→ **Exercise**
Please output the lines shown below exactly as they appear.

═════ Records

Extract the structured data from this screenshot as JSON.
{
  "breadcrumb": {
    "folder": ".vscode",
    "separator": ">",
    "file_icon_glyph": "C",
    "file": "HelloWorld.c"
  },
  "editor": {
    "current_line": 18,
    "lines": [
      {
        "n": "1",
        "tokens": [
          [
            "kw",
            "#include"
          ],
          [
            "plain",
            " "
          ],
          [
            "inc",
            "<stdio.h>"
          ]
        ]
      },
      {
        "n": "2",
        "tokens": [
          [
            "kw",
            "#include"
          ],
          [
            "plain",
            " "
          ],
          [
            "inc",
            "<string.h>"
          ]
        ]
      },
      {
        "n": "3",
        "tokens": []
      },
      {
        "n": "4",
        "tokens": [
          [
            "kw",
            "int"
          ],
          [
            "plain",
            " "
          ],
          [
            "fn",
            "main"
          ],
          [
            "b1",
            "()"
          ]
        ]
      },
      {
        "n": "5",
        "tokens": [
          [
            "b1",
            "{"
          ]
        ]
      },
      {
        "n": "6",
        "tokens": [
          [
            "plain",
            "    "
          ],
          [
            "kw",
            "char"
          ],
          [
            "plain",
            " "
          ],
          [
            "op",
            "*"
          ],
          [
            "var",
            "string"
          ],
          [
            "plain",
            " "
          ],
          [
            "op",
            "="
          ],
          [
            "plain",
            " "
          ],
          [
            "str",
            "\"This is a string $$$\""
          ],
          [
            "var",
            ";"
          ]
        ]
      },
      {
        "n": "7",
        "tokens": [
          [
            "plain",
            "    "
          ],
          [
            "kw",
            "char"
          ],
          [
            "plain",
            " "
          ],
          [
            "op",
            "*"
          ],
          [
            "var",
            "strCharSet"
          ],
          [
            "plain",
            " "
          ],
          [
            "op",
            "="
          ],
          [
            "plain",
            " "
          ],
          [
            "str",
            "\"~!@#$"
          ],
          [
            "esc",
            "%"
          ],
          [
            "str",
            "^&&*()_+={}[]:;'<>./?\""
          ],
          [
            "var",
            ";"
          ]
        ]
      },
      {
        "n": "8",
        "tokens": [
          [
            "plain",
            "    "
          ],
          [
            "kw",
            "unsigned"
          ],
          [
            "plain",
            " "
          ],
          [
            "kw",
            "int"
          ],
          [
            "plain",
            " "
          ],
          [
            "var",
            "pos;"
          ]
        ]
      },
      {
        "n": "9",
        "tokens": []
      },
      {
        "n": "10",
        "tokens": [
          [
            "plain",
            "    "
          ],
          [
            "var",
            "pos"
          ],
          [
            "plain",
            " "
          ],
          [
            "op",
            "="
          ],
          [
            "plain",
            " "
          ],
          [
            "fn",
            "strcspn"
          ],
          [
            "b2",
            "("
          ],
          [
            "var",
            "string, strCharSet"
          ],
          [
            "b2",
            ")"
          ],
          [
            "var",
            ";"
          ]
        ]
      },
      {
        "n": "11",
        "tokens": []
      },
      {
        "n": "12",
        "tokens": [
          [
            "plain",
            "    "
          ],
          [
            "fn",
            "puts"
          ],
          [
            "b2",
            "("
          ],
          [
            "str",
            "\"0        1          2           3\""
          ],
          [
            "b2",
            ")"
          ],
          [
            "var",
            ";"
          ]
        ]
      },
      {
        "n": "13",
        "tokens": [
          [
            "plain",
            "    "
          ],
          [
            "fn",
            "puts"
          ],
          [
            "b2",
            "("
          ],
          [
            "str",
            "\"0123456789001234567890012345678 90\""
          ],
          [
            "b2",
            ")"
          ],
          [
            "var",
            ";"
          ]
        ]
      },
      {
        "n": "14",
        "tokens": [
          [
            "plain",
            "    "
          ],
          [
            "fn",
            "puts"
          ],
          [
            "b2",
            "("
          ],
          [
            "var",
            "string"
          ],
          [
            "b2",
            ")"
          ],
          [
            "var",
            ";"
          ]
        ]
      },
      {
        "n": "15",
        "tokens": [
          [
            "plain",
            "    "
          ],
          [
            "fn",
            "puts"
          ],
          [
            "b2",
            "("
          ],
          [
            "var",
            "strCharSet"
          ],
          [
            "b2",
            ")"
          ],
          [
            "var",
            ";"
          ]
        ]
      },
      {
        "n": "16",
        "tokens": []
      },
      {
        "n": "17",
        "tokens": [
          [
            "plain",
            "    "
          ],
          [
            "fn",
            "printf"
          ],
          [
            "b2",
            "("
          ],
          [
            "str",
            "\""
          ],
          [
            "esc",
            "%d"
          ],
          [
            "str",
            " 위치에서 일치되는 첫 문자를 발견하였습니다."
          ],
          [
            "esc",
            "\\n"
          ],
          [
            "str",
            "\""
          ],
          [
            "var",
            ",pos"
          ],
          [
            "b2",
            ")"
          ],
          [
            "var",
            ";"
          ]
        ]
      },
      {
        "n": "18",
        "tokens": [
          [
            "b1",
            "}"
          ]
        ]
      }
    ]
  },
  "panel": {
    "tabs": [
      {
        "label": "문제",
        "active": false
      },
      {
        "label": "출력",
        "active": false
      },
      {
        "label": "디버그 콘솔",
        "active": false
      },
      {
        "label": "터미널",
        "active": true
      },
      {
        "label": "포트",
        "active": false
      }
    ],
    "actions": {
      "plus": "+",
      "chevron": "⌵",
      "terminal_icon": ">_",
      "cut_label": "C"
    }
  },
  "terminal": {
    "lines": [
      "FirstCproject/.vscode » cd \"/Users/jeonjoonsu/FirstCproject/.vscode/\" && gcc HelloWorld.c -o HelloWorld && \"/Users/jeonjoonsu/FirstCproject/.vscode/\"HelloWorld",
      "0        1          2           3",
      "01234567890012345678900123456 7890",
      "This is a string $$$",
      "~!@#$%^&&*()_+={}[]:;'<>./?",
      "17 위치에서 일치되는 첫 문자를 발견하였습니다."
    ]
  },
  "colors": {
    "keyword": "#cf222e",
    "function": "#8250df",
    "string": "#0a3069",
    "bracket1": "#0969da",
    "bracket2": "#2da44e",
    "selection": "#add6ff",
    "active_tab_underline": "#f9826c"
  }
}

══════════

→ **Result of the task**
Extract the structured data from this screenshot as JSON.
{
  "breadcrumb": {
    "folder": ".vscode",
    "separator": ">",
    "file_icon_glyph": "C",
    "file": "HelloWorld.c"
  },
  "editor": {
    "current_line": 18,
    "lines": [
      {
        "n": "1",
        "tokens": [
          [
            "kw",
            "#include"
          ],
          [
            "plain",
            " "
          ],
          [
            "inc",
            "<stdio.h>"
          ]
        ]
      },
      {
        "n": "2",
        "tokens": [
          [
            "kw",
            "#include"
          ],
          [
            "plain",
            " "
          ],
          [
            "inc",
            "<string.h>"
          ]
        ]
      },
      {
        "n": "3",
        "tokens": []
      },
      {
        "n": "4",
        "tokens": [
          [
            "kw",
            "int"
          ],
          [
            "plain",
            " "
          ],
          [
            "fn",
            "main"
          ],
          [
            "b1",
            "()"
          ]
        ]
      },
      {
        "n": "5",
        "tokens": [
          [
            "b1",
            "{"
          ]
        ]
      },
      {
        "n": "6",
        "tokens": [
          [
            "plain",
            "    "
          ],
          [
            "kw",
            "char"
          ],
          [
            "plain",
            " "
          ],
          [
            "op",
            "*"
          ],
          [
            "var",
            "string"
          ],
          [
            "plain",
            " "
          ],
          [
            "op",
            "="
          ],
          [
            "plain",
            " "
          ],
          [
            "str",
            "\"This is a string $$$\""
          ],
          [
            "var",
            ";"
          ]
        ]
      },
      {
        "n": "7",
        "tokens": [
          [
            "plain",
            "    "
          ],
          [
            "kw",
            "char"
          ],
          [
            "plain",
            " "
          ],
          [
            "op",
            "*"
          ],
          [
            "var",
            "strCharSet"
          ],
          [
            "plain",
            " "
          ],
          [
            "op",
            "="
          ],
          [
            "plain",
            " "
          ],
          [
            "str",
            "\"~!@#$"
          ],
          [
            "esc",
            "%"
          ],
          [
            "str",
            "^&&*()_+={}[]:;'<>./?\""
          ],
          [
            "var",
            ";"
          ]
        ]
      },
      {
        "n": "8",
        "tokens": [
          [
            "plain",
            "    "
          ],
          [
            "kw",
            "unsigned"
          ],
          [
            "plain",
            " "
          ],
          [
            "kw",
            "int"
          ],
          [
            "plain",
            " "
          ],
          [
            "var",
            "pos;"
          ]
        ]
      },
      {
        "n": "9",
        "tokens": []
      },
      {
        "n": "10",
        "tokens": [
          [
            "plain",
            "    "
          ],
          [
            "var",
            "pos"
          ],
          [
            "plain",
            " "
          ],
          [
            "op",
            "="
          ],
          [
            "plain",
            " "
          ],
          [
            "fn",
            "strcspn"
          ],
          [
            "b2",
            "("
          ],
          [
            "var",
            "string, strCharSet"
          ],
          [
            "b2",
            ")"
          ],
          [
            "var",
            ";"
          ]
        ]
      },
      {
        "n": "11",
        "tokens": []
      },
      {
        "n": "12",
        "tokens": [
          [
            "plain",
            "    "
          ],
          [
            "fn",
            "puts"
          ],
          [
            "b2",
            "("
          ],
          [
            "str",
            "\"0        1          2           3\""
          ],
          [
            "b2",
            ")"
          ],
          [
            "var",
            ";"
          ]
        ]
      },
      {
        "n": "13",
        "tokens": [
          [
            "plain",
            "    "
          ],
          [
            "fn",
            "puts"
          ],
          [
            "b2",
            "("
          ],
          [
            "str",
            "\"0123456789001234567890012345678 90\""
          ],
          [
            "b2",
            ")"
          ],
          [
            "var",
            ";"
          ]
        ]
      },
      {
        "n": "14",
        "tokens": [
          [
            "plain",
            "    "
          ],
          [
            "fn",
            "puts"
          ],
          [
            "b2",
            "("
          ],
          [
            "var",
            "string"
          ],
          [
            "b2",
            ")"
          ],
          [
            "var",
            ";"
          ]
        ]
      },
      {
        "n": "15",
        "tokens": [
          [
            "plain",
            "    "
          ],
          [
            "fn",
            "puts"
          ],
          [
            "b2",
            "("
          ],
          [
            "var",
            "strCharSet"
          ],
          [
            "b2",
            ")"
          ],
          [
            "var",
            ";"
          ]
        ]
      },
      {
        "n": "16",
        "tokens": []
      },
      {
        "n": "17",
        "tokens": [
          [
            "plain",
            "    "
          ],
          [
            "fn",
            "printf"
          ],
          [
            "b2",
            "("
          ],
          [
            "str",
            "\""
          ],
          [
            "esc",
            "%d"
          ],
          [
            "str",
            " 위치에서 일치되는 첫 문자를 발견하였습니다."
          ],
          [
            "esc",
            "\\n"
          ],
          [
            "str",
            "\""
          ],
          [
            "var",
            ",pos"
          ],
          [
            "b2",
            ")"
          ],
          [
            "var",
            ";"
          ]
        ]
      },
      {
        "n": "18",
        "tokens": [
          [
            "b1",
            "}"
          ]
        ]
      }
    ]
  },
  "panel": {
    "tabs": [
      {
        "label": "문제",
        "active": false
      },
      {
        "label": "출력",
        "active": false
      },
      {
        "label": "디버그 콘솔",
        "active": false
      },
      {
        "label": "터미널",
        "active": true
      },
      {
        "label": "포트",
        "active": false
      }
    ],
    "actions": {
      "plus": "+",
      "chevron": "⌵",
      "terminal_icon": ">_",
      "cut_label": "C"
    }
  },
  "terminal": {
    "lines": [
      "FirstCproject/.vscode » cd \"/Users/jeonjoonsu/FirstCproject/.vscode/\" && gcc HelloWorld.c -o HelloWorld && \"/Users/jeonjoonsu/FirstCproject/.vscode/\"HelloWorld",
      "0        1          2           3",
      "01234567890012345678900123456 7890",
      "This is a string $$$",
      "~!@#$%^&&*()_+={}[]:;'<>./?",
      "17 위치에서 일치되는 첫 문자를 발견하였습니다."
    ]
  },
  "colors": {
    "keyword": "#cf222e",
    "function": "#8250df",
    "string": "#0a3069",
    "bracket1": "#0969da",
    "bracket2": "#2da44e",
    "selection": "#add6ff",
    "active_tab_underline": "#f9826c"
  }
}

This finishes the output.